__EXERCISE__
The entries below need to be written out exactly, with no pictures included.

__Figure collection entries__
* Begin *

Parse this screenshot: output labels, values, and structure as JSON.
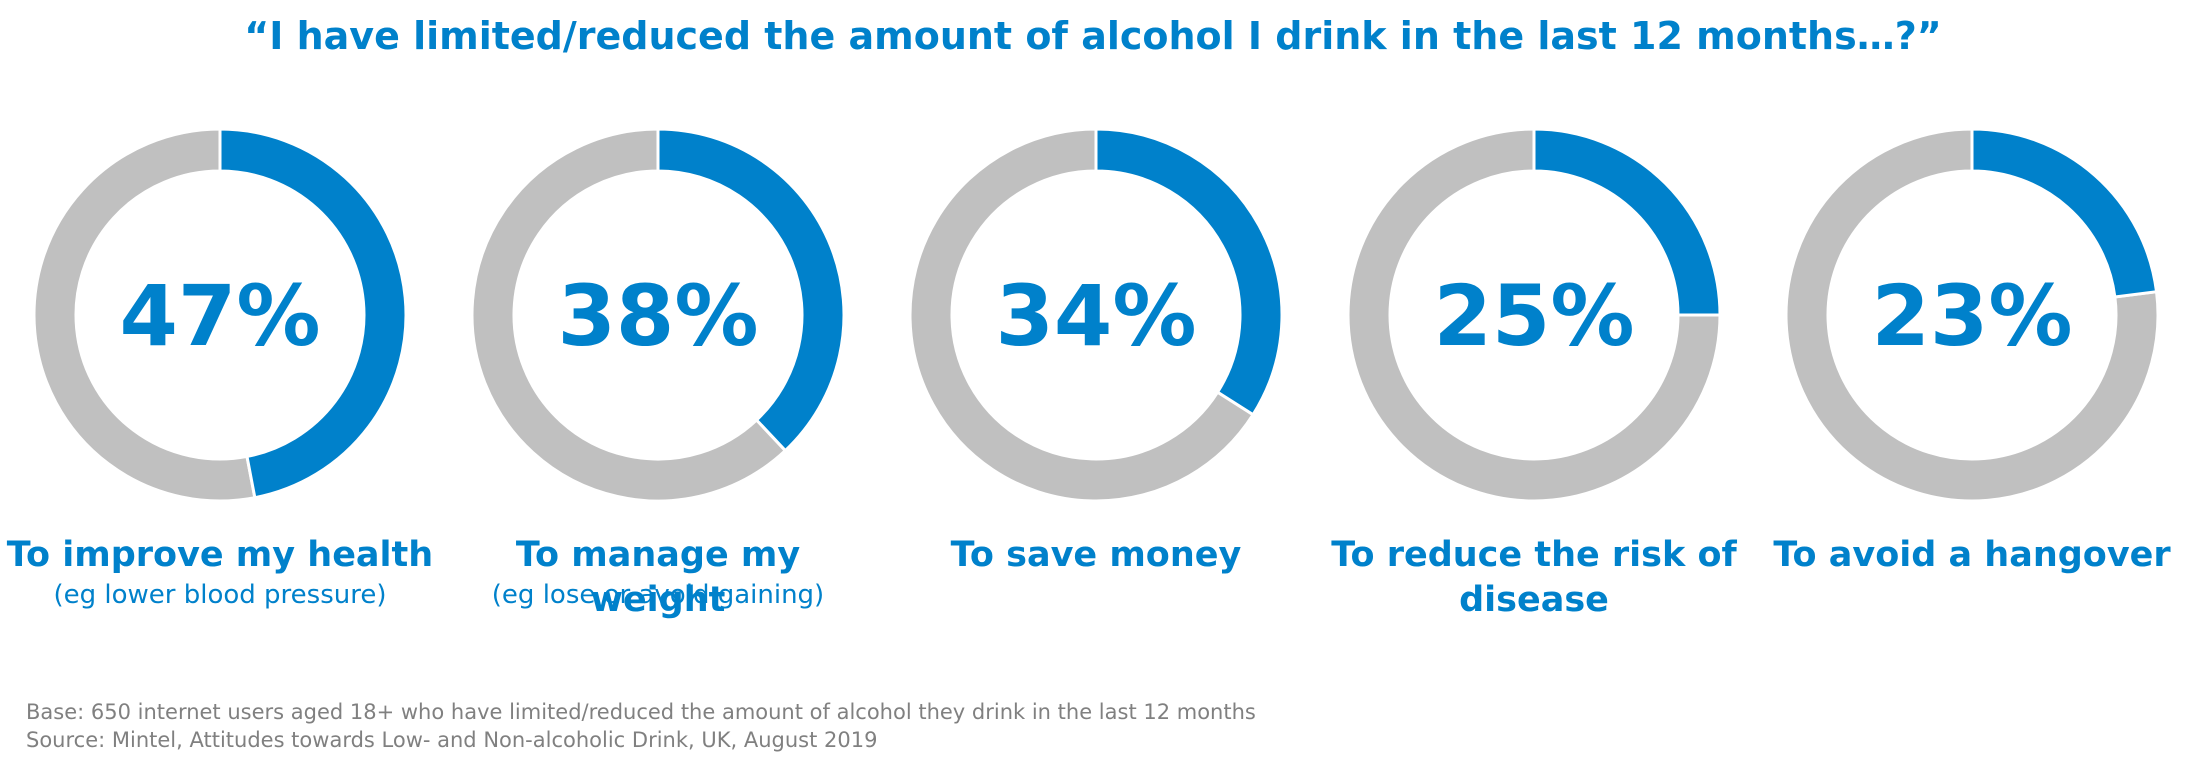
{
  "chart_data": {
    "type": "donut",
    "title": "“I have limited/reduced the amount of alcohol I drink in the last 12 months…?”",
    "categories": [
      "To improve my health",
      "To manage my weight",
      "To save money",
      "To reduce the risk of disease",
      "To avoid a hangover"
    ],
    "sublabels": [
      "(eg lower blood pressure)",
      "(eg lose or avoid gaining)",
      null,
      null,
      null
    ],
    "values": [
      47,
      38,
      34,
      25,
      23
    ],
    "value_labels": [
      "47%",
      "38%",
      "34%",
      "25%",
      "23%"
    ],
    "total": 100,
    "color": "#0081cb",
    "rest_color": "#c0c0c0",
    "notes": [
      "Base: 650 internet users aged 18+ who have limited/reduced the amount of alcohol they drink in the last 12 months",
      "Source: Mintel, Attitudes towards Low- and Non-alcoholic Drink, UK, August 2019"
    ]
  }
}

* End *

__FULL RESPONSE__
Parse this screenshot: output labels, values, and structure as JSON.
{
  "chart_data": {
    "type": "donut",
    "title": "“I have limited/reduced the amount of alcohol I drink in the last 12 months…?”",
    "categories": [
      "To improve my health",
      "To manage my weight",
      "To save money",
      "To reduce the risk of disease",
      "To avoid a hangover"
    ],
    "sublabels": [
      "(eg lower blood pressure)",
      "(eg lose or avoid gaining)",
      null,
      null,
      null
    ],
    "values": [
      47,
      38,
      34,
      25,
      23
    ],
    "value_labels": [
      "47%",
      "38%",
      "34%",
      "25%",
      "23%"
    ],
    "total": 100,
    "color": "#0081cb",
    "rest_color": "#c0c0c0",
    "notes": [
      "Base: 650 internet users aged 18+ who have limited/reduced the amount of alcohol they drink in the last 12 months",
      "Source: Mintel, Attitudes towards Low- and Non-alcoholic Drink, UK, August 2019"
    ]
  }
}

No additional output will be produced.